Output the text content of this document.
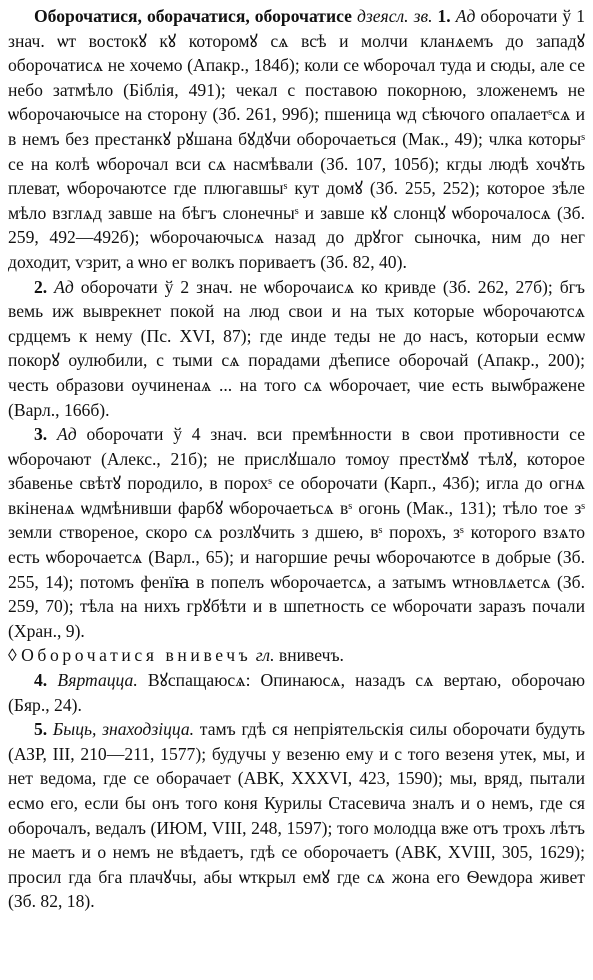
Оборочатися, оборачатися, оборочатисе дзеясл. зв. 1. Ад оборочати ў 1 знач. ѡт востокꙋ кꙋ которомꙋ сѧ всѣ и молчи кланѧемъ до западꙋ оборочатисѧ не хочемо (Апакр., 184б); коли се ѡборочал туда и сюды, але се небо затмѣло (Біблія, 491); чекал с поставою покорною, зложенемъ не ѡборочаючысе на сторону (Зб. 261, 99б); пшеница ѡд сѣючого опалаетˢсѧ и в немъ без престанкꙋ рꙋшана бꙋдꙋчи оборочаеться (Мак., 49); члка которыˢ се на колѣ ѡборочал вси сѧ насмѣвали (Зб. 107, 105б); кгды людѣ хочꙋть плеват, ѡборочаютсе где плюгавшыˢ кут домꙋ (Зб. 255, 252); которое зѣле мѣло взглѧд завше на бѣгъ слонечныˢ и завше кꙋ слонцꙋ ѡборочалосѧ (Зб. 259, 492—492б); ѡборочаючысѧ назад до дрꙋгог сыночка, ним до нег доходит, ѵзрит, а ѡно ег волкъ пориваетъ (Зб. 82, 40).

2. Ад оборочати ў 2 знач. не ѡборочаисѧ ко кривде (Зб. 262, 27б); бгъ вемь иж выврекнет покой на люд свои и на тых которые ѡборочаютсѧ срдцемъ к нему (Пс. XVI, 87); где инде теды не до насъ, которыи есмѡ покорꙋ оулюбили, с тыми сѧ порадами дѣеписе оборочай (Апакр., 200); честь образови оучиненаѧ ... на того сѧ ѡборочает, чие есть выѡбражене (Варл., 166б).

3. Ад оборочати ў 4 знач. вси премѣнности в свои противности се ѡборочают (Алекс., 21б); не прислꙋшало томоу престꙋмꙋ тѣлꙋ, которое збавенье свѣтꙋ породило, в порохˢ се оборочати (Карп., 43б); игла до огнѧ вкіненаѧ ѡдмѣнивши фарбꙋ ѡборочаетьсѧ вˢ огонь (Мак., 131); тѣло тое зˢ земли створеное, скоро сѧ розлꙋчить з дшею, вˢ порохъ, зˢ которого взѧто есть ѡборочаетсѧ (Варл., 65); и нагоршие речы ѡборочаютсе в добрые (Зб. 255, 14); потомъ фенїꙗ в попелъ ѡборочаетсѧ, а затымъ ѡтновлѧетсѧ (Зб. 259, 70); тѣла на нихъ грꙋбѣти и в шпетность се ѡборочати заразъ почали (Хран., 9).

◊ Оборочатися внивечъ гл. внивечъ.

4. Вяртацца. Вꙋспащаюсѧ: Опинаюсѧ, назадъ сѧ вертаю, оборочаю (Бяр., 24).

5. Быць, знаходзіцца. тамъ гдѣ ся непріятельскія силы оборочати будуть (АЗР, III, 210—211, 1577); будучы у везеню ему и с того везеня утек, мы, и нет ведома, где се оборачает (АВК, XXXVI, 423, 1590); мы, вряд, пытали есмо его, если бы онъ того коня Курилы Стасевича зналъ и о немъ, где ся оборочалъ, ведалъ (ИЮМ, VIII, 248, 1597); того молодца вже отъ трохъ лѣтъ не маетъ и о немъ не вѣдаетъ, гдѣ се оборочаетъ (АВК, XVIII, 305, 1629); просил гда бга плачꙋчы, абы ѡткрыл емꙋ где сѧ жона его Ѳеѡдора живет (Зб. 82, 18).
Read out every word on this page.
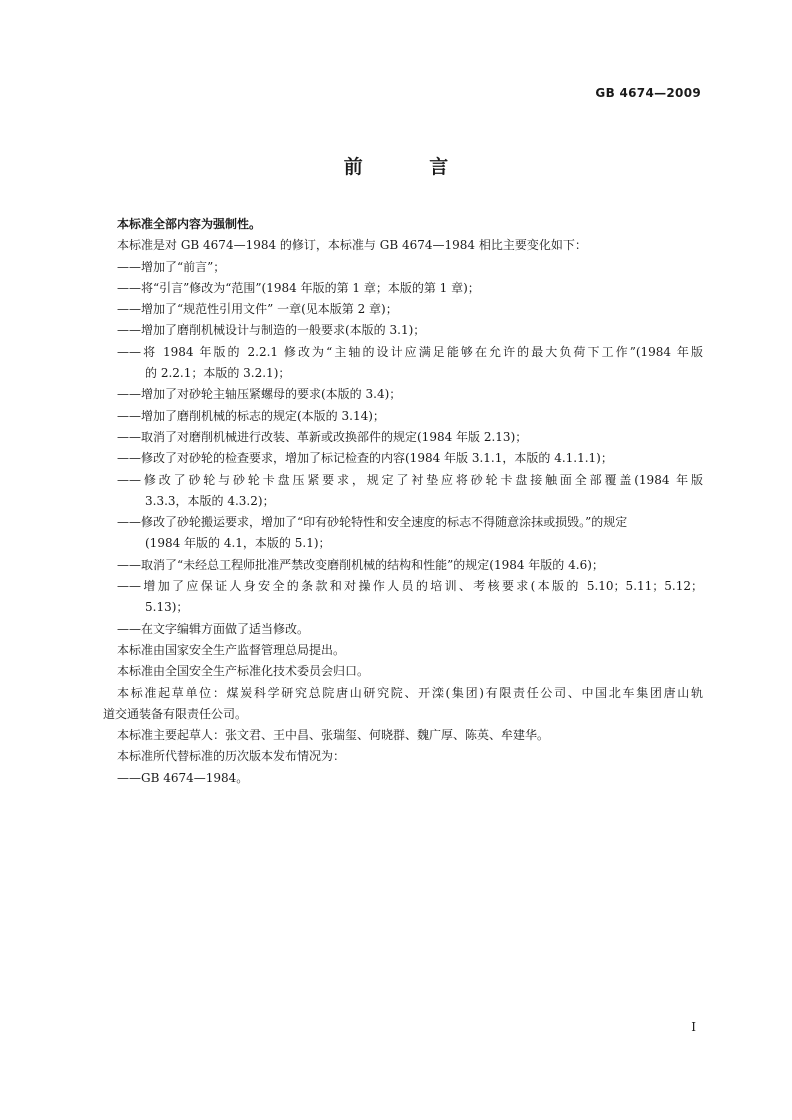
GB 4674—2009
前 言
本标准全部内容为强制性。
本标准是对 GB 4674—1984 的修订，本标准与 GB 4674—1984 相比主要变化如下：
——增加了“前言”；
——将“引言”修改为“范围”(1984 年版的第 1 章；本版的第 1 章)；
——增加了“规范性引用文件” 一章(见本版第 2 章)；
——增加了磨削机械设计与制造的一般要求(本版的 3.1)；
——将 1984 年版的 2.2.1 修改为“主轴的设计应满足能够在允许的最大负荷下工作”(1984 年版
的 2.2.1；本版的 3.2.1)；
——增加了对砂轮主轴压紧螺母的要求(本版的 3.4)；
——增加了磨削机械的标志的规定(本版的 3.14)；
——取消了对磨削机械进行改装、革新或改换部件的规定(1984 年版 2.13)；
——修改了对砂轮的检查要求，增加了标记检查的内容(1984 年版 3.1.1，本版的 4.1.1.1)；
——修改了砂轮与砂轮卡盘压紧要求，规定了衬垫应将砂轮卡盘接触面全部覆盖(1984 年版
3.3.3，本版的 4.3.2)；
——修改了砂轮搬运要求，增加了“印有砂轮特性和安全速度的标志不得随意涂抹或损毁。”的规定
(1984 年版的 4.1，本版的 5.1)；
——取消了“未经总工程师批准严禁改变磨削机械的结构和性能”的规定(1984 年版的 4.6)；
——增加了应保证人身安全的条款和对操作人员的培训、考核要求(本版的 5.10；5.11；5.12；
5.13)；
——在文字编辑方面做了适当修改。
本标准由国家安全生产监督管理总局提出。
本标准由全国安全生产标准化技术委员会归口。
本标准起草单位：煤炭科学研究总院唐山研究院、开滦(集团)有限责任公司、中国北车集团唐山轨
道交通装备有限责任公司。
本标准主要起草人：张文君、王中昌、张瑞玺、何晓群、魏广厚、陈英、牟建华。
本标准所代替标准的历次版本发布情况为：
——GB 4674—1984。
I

++++++++++

**PROBLEM DETAILS**
Drop the pictures and reproduce the rest of the entries above exactly.

**EXERCISE ANSWER**
Output the text content of this document.
Оборочатися, оборачатися, оборочатисе дзеясл. зв. 1. Ад оборочати ў 1 знач. ѡт востокꙋ кꙋ которомꙋ сѧ всѣ и молчи кланѧемъ до западꙋ оборочатисѧ не хочемо (Апакр., 184б); коли се ѡборочал туда и сюды, але се небо затмѣло (Біблія, 491); чекал с поставою покорною, зложенемъ не ѡборочаючысе на сторону (Зб. 261, 99б); пшеница ѡд сѣючого опалаетˢсѧ и в немъ без престанкꙋ рꙋшана бꙋдꙋчи оборочаеться (Мак., 49); члка которыˢ се на колѣ ѡборочал вси сѧ насмѣвали (Зб. 107, 105б); кгды людѣ хочꙋть плеват, ѡборочаютсе где плюгавшыˢ кут домꙋ (Зб. 255, 252); которое зѣле мѣло взглѧд завше на бѣгъ слонечныˢ и завше кꙋ слонцꙋ ѡборочалосѧ (Зб. 259, 492—492б); ѡборочаючысѧ назад до дрꙋгог сыночка, ним до нег доходит, ѵзрит, а ѡно ег волкъ пориваетъ (Зб. 82, 40).

2. Ад оборочати ў 2 знач. не ѡборочаисѧ ко кривде (Зб. 262, 27б); бгъ вемь иж выврекнет покой на люд свои и на тых которые ѡборочаютсѧ срдцемъ к нему (Пс. XVI, 87); где инде теды не до насъ, которыи есмѡ покорꙋ оулюбили, с тыми сѧ порадами дѣеписе оборочай (Апакр., 200); честь образови оучиненаѧ ... на того сѧ ѡборочает, чие есть выѡбражене (Варл., 166б).

3. Ад оборочати ў 4 знач. вси премѣнности в свои противности се ѡборочают (Алекс., 21б); не прислꙋшало томоу престꙋмꙋ тѣлꙋ, которое збавенье свѣтꙋ породило, в порохˢ се оборочати (Карп., 43б); игла до огнѧ вкіненаѧ ѡдмѣнивши фарбꙋ ѡборочаетьсѧ вˢ огонь (Мак., 131); тѣло тое зˢ земли створеное, скоро сѧ розлꙋчить з дшею, вˢ порохъ, зˢ которого взѧто есть ѡборочаетсѧ (Варл., 65); и нагоршие речы ѡборочаютсе в добрые (Зб. 255, 14); потомъ фенїꙗ в попелъ ѡборочаетсѧ, а затымъ ѡтновлѧетсѧ (Зб. 259, 70); тѣла на нихъ грꙋбѣти и в шпетность се ѡборочати заразъ почали (Хран., 9).

◊ Оборочатися внивечъ гл. внивечъ.

4. Вяртацца. Вꙋспащаюсѧ: Опинаюсѧ, назадъ сѧ вертаю, оборочаю (Бяр., 24).

5. Быць, знаходзіцца. тамъ гдѣ ся непріятельскія силы оборочати будуть (АЗР, III, 210—211, 1577); будучы у везеню ему и с того везеня утек, мы, и нет ведома, где се оборачает (АВК, XXXVI, 423, 1590); мы, вряд, пытали есмо его, если бы онъ того коня Курилы Стасевича зналъ и о немъ, где ся оборочалъ, ведалъ (ИЮМ, VIII, 248, 1597); того молодца вже отъ трохъ лѣтъ не маетъ и о немъ не вѣдаетъ, гдѣ се оборочаетъ (АВК, XVIII, 305, 1629); просил гда бга плачꙋчы, абы ѡткрыл емꙋ где сѧ жона его Ѳеѡдора живет (Зб. 82, 18).
Read out every word on this page.
GB 4674—2009
前 言
本标准全部内容为强制性。
本标准是对 GB 4674—1984 的修订，本标准与 GB 4674—1984 相比主要变化如下：
——增加了“前言”；
——将“引言”修改为“范围”(1984 年版的第 1 章；本版的第 1 章)；
——增加了“规范性引用文件” 一章(见本版第 2 章)；
——增加了磨削机械设计与制造的一般要求(本版的 3.1)；
——将 1984 年版的 2.2.1 修改为“主轴的设计应满足能够在允许的最大负荷下工作”(1984 年版
的 2.2.1；本版的 3.2.1)；
——增加了对砂轮主轴压紧螺母的要求(本版的 3.4)；
——增加了磨削机械的标志的规定(本版的 3.14)；
——取消了对磨削机械进行改装、革新或改换部件的规定(1984 年版 2.13)；
——修改了对砂轮的检查要求，增加了标记检查的内容(1984 年版 3.1.1，本版的 4.1.1.1)；
——修改了砂轮与砂轮卡盘压紧要求，规定了衬垫应将砂轮卡盘接触面全部覆盖(1984 年版
3.3.3，本版的 4.3.2)；
——修改了砂轮搬运要求，增加了“印有砂轮特性和安全速度的标志不得随意涂抹或损毁。”的规定
(1984 年版的 4.1，本版的 5.1)；
——取消了“未经总工程师批准严禁改变磨削机械的结构和性能”的规定(1984 年版的 4.6)；
——增加了应保证人身安全的条款和对操作人员的培训、考核要求(本版的 5.10；5.11；5.12；
5.13)；
——在文字编辑方面做了适当修改。
本标准由国家安全生产监督管理总局提出。
本标准由全国安全生产标准化技术委员会归口。
本标准起草单位：煤炭科学研究总院唐山研究院、开滦(集团)有限责任公司、中国北车集团唐山轨
道交通装备有限责任公司。
本标准主要起草人：张文君、王中昌、张瑞玺、何晓群、魏广厚、陈英、牟建华。
本标准所代替标准的历次版本发布情况为：
——GB 4674—1984。
I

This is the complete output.